[Figure collection entries]
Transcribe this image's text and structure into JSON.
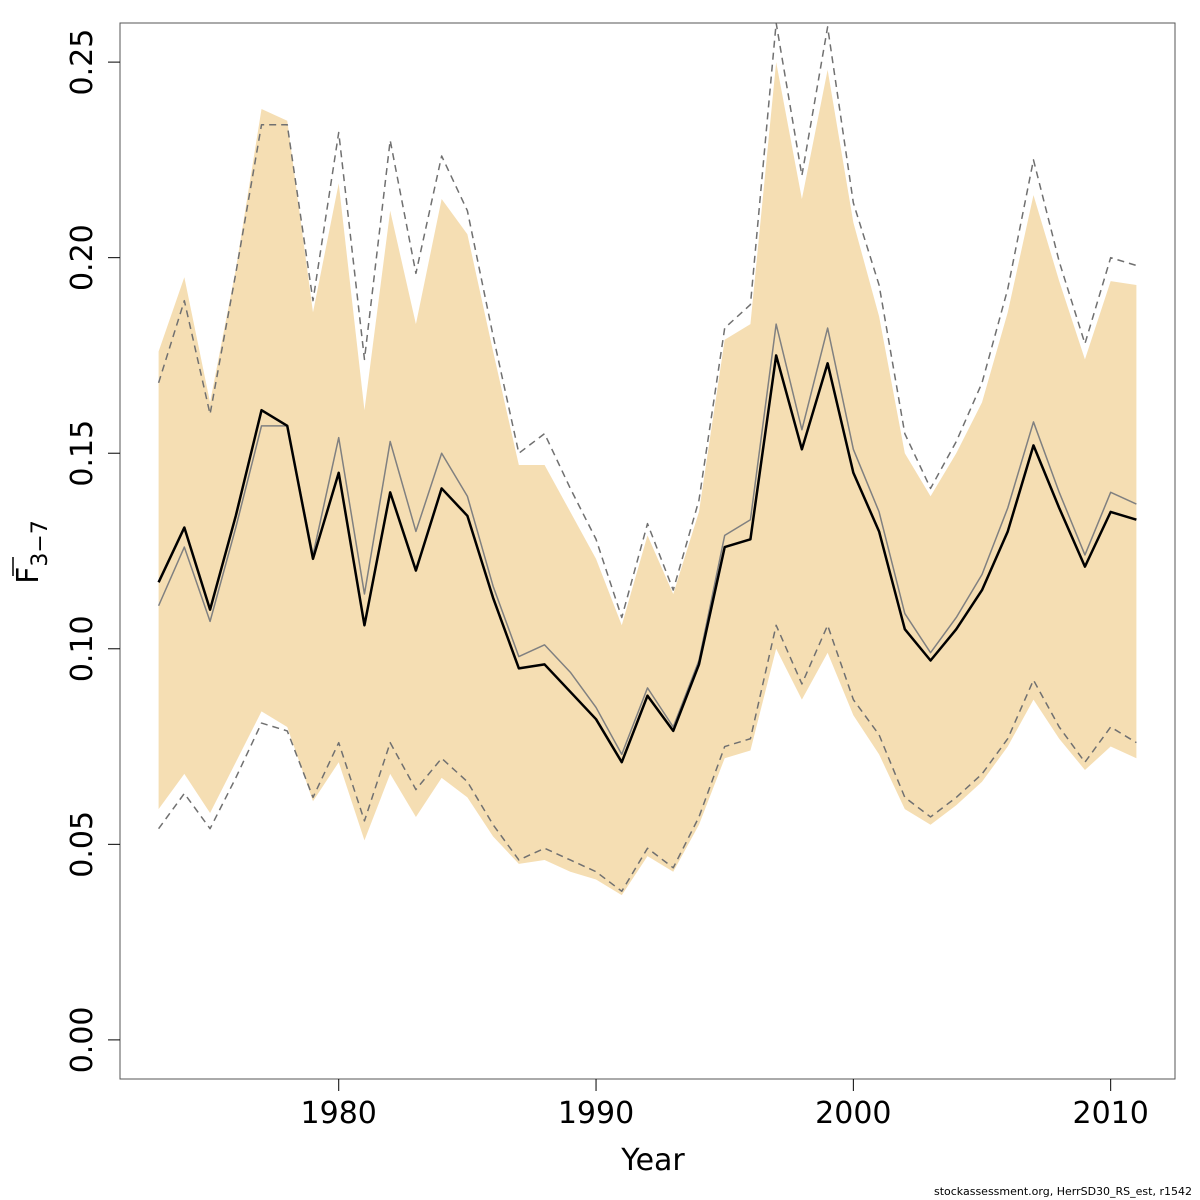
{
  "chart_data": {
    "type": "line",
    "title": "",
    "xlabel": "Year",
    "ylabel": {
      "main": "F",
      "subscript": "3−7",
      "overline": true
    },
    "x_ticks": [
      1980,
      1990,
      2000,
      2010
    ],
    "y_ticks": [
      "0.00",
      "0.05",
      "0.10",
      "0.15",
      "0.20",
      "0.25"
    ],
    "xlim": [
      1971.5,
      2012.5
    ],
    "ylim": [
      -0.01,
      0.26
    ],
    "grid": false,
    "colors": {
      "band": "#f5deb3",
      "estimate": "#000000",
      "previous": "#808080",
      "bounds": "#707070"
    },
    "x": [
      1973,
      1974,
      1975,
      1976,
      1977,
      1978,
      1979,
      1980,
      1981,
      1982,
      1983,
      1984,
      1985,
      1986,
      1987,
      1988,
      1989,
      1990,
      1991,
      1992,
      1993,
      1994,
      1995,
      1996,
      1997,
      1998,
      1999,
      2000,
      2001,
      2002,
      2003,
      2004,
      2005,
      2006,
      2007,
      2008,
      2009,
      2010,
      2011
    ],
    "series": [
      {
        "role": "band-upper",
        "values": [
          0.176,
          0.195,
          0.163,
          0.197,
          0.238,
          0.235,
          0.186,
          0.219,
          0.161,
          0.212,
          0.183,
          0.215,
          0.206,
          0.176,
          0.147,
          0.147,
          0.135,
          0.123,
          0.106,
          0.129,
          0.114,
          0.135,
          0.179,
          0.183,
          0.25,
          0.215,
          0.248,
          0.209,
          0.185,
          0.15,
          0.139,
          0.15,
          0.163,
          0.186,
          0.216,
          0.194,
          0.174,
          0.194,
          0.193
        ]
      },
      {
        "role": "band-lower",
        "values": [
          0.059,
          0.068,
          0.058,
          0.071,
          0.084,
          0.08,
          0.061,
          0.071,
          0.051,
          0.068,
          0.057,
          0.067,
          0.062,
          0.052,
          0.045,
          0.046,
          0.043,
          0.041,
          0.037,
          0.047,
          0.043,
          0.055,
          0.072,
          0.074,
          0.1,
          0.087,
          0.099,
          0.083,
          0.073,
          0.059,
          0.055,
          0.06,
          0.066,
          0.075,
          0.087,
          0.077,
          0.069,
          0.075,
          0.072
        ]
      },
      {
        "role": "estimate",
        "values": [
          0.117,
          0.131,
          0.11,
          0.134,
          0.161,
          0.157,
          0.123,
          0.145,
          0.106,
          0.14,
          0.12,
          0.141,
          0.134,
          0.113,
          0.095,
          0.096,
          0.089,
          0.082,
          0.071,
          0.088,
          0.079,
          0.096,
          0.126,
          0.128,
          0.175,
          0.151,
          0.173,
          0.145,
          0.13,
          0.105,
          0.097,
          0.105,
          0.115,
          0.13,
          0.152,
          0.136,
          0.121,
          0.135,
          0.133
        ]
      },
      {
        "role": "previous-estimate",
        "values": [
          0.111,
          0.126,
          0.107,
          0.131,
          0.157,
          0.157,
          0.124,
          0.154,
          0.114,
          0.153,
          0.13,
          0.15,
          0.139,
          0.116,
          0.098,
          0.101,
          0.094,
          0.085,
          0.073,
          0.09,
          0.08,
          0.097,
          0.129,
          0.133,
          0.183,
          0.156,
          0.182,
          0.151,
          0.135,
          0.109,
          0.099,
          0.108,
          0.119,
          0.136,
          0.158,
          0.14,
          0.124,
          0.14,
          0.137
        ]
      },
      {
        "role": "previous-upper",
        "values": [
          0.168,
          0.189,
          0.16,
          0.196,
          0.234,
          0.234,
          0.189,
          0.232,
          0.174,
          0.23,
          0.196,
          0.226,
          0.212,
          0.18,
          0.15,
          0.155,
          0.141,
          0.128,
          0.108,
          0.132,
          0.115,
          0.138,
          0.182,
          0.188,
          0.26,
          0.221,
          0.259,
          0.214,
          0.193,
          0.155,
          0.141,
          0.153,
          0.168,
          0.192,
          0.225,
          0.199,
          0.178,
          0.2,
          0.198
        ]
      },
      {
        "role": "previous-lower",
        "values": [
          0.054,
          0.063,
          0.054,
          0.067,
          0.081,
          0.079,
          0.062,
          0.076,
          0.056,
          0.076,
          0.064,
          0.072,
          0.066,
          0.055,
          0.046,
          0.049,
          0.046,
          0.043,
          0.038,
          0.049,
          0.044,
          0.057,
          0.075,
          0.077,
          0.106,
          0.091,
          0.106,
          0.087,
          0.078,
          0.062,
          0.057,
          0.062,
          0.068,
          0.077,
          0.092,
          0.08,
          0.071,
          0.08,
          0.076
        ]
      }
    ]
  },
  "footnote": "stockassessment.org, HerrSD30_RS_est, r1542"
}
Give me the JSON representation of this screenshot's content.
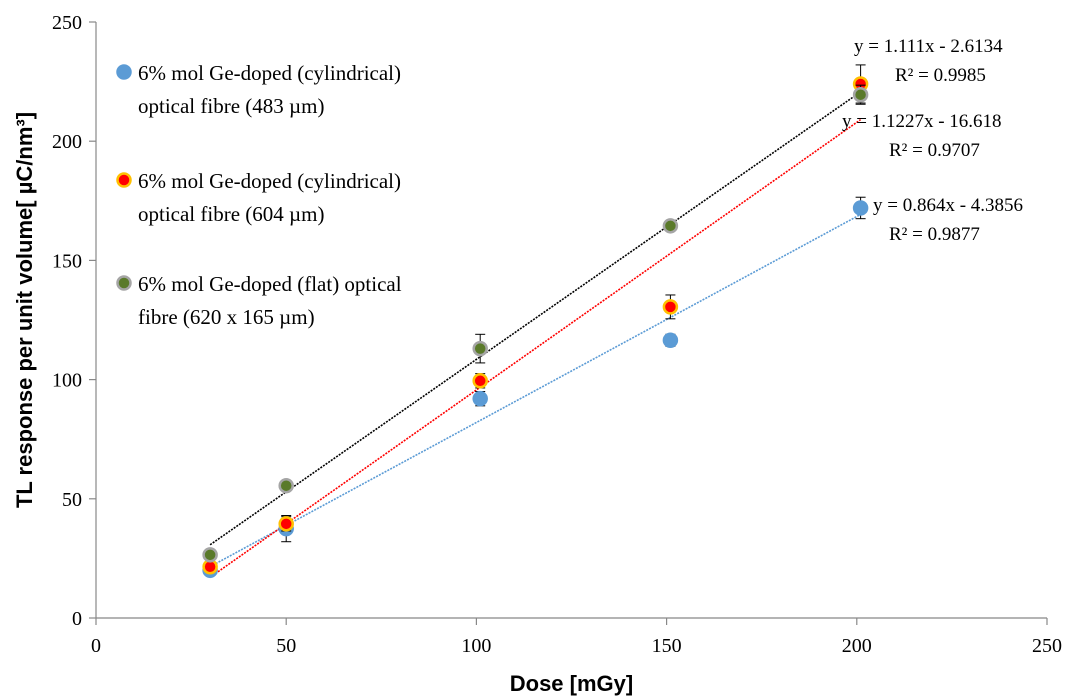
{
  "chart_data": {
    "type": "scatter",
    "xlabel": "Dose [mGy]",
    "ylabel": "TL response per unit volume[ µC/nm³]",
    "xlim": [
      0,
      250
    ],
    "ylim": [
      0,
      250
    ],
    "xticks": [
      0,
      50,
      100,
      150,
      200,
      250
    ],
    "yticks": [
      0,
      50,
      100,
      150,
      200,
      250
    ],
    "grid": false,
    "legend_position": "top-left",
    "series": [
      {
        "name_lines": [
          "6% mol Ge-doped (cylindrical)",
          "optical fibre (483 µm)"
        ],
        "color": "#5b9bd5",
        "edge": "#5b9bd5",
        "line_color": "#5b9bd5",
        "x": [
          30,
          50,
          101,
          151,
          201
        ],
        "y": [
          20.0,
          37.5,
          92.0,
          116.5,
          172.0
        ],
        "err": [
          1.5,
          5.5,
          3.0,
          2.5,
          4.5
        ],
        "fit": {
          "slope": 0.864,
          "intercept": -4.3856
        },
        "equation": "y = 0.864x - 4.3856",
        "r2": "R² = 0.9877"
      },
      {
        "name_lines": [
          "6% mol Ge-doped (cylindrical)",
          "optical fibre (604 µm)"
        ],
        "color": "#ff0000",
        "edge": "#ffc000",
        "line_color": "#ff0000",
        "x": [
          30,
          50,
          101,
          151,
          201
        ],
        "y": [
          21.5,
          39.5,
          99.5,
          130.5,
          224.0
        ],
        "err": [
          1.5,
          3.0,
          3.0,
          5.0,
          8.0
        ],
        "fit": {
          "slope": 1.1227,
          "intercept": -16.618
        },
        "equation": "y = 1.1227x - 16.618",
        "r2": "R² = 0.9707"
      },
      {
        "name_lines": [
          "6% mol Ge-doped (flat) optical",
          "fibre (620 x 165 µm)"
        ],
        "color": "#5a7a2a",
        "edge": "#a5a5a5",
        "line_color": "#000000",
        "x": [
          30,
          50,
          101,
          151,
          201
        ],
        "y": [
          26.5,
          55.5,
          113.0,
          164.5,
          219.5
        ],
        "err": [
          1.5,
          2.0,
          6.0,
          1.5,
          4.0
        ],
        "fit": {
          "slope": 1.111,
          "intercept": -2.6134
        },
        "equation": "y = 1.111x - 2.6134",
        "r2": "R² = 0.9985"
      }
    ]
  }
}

- _Stated goal_:
Every entry above is to be set down exactly; the pictures are to be left out.

- _Full solution_:
Transcribe this image's text and structure into JSON.
{
  "chart_data": {
    "type": "line",
    "title": "",
    "xlabel": "Year",
    "ylabel": {
      "main": "F",
      "subscript": "3−7",
      "overline": true
    },
    "x_ticks": [
      1980,
      1990,
      2000,
      2010
    ],
    "y_ticks": [
      "0.00",
      "0.05",
      "0.10",
      "0.15",
      "0.20",
      "0.25"
    ],
    "xlim": [
      1971.5,
      2012.5
    ],
    "ylim": [
      -0.01,
      0.26
    ],
    "grid": false,
    "colors": {
      "band": "#f5deb3",
      "estimate": "#000000",
      "previous": "#808080",
      "bounds": "#707070"
    },
    "x": [
      1973,
      1974,
      1975,
      1976,
      1977,
      1978,
      1979,
      1980,
      1981,
      1982,
      1983,
      1984,
      1985,
      1986,
      1987,
      1988,
      1989,
      1990,
      1991,
      1992,
      1993,
      1994,
      1995,
      1996,
      1997,
      1998,
      1999,
      2000,
      2001,
      2002,
      2003,
      2004,
      2005,
      2006,
      2007,
      2008,
      2009,
      2010,
      2011
    ],
    "series": [
      {
        "role": "band-upper",
        "values": [
          0.176,
          0.195,
          0.163,
          0.197,
          0.238,
          0.235,
          0.186,
          0.219,
          0.161,
          0.212,
          0.183,
          0.215,
          0.206,
          0.176,
          0.147,
          0.147,
          0.135,
          0.123,
          0.106,
          0.129,
          0.114,
          0.135,
          0.179,
          0.183,
          0.25,
          0.215,
          0.248,
          0.209,
          0.185,
          0.15,
          0.139,
          0.15,
          0.163,
          0.186,
          0.216,
          0.194,
          0.174,
          0.194,
          0.193
        ]
      },
      {
        "role": "band-lower",
        "values": [
          0.059,
          0.068,
          0.058,
          0.071,
          0.084,
          0.08,
          0.061,
          0.071,
          0.051,
          0.068,
          0.057,
          0.067,
          0.062,
          0.052,
          0.045,
          0.046,
          0.043,
          0.041,
          0.037,
          0.047,
          0.043,
          0.055,
          0.072,
          0.074,
          0.1,
          0.087,
          0.099,
          0.083,
          0.073,
          0.059,
          0.055,
          0.06,
          0.066,
          0.075,
          0.087,
          0.077,
          0.069,
          0.075,
          0.072
        ]
      },
      {
        "role": "estimate",
        "values": [
          0.117,
          0.131,
          0.11,
          0.134,
          0.161,
          0.157,
          0.123,
          0.145,
          0.106,
          0.14,
          0.12,
          0.141,
          0.134,
          0.113,
          0.095,
          0.096,
          0.089,
          0.082,
          0.071,
          0.088,
          0.079,
          0.096,
          0.126,
          0.128,
          0.175,
          0.151,
          0.173,
          0.145,
          0.13,
          0.105,
          0.097,
          0.105,
          0.115,
          0.13,
          0.152,
          0.136,
          0.121,
          0.135,
          0.133
        ]
      },
      {
        "role": "previous-estimate",
        "values": [
          0.111,
          0.126,
          0.107,
          0.131,
          0.157,
          0.157,
          0.124,
          0.154,
          0.114,
          0.153,
          0.13,
          0.15,
          0.139,
          0.116,
          0.098,
          0.101,
          0.094,
          0.085,
          0.073,
          0.09,
          0.08,
          0.097,
          0.129,
          0.133,
          0.183,
          0.156,
          0.182,
          0.151,
          0.135,
          0.109,
          0.099,
          0.108,
          0.119,
          0.136,
          0.158,
          0.14,
          0.124,
          0.14,
          0.137
        ]
      },
      {
        "role": "previous-upper",
        "values": [
          0.168,
          0.189,
          0.16,
          0.196,
          0.234,
          0.234,
          0.189,
          0.232,
          0.174,
          0.23,
          0.196,
          0.226,
          0.212,
          0.18,
          0.15,
          0.155,
          0.141,
          0.128,
          0.108,
          0.132,
          0.115,
          0.138,
          0.182,
          0.188,
          0.26,
          0.221,
          0.259,
          0.214,
          0.193,
          0.155,
          0.141,
          0.153,
          0.168,
          0.192,
          0.225,
          0.199,
          0.178,
          0.2,
          0.198
        ]
      },
      {
        "role": "previous-lower",
        "values": [
          0.054,
          0.063,
          0.054,
          0.067,
          0.081,
          0.079,
          0.062,
          0.076,
          0.056,
          0.076,
          0.064,
          0.072,
          0.066,
          0.055,
          0.046,
          0.049,
          0.046,
          0.043,
          0.038,
          0.049,
          0.044,
          0.057,
          0.075,
          0.077,
          0.106,
          0.091,
          0.106,
          0.087,
          0.078,
          0.062,
          0.057,
          0.062,
          0.068,
          0.077,
          0.092,
          0.08,
          0.071,
          0.08,
          0.076
        ]
      }
    ]
  },
  "footnote": "stockassessment.org, HerrSD30_RS_est, r1542"
}
Give me the JSON representation of this screenshot's content.
{
  "chart_data": {
    "type": "scatter",
    "xlabel": "Dose [mGy]",
    "ylabel": "TL response per unit volume[ µC/nm³]",
    "xlim": [
      0,
      250
    ],
    "ylim": [
      0,
      250
    ],
    "xticks": [
      0,
      50,
      100,
      150,
      200,
      250
    ],
    "yticks": [
      0,
      50,
      100,
      150,
      200,
      250
    ],
    "grid": false,
    "legend_position": "top-left",
    "series": [
      {
        "name_lines": [
          "6% mol Ge-doped (cylindrical)",
          "optical fibre (483 µm)"
        ],
        "color": "#5b9bd5",
        "edge": "#5b9bd5",
        "line_color": "#5b9bd5",
        "x": [
          30,
          50,
          101,
          151,
          201
        ],
        "y": [
          20.0,
          37.5,
          92.0,
          116.5,
          172.0
        ],
        "err": [
          1.5,
          5.5,
          3.0,
          2.5,
          4.5
        ],
        "fit": {
          "slope": 0.864,
          "intercept": -4.3856
        },
        "equation": "y = 0.864x - 4.3856",
        "r2": "R² = 0.9877"
      },
      {
        "name_lines": [
          "6% mol Ge-doped (cylindrical)",
          "optical fibre (604 µm)"
        ],
        "color": "#ff0000",
        "edge": "#ffc000",
        "line_color": "#ff0000",
        "x": [
          30,
          50,
          101,
          151,
          201
        ],
        "y": [
          21.5,
          39.5,
          99.5,
          130.5,
          224.0
        ],
        "err": [
          1.5,
          3.0,
          3.0,
          5.0,
          8.0
        ],
        "fit": {
          "slope": 1.1227,
          "intercept": -16.618
        },
        "equation": "y = 1.1227x - 16.618",
        "r2": "R² = 0.9707"
      },
      {
        "name_lines": [
          "6% mol Ge-doped (flat) optical",
          "fibre (620 x 165 µm)"
        ],
        "color": "#5a7a2a",
        "edge": "#a5a5a5",
        "line_color": "#000000",
        "x": [
          30,
          50,
          101,
          151,
          201
        ],
        "y": [
          26.5,
          55.5,
          113.0,
          164.5,
          219.5
        ],
        "err": [
          1.5,
          2.0,
          6.0,
          1.5,
          4.0
        ],
        "fit": {
          "slope": 1.111,
          "intercept": -2.6134
        },
        "equation": "y = 1.111x - 2.6134",
        "r2": "R² = 0.9985"
      }
    ]
  }
}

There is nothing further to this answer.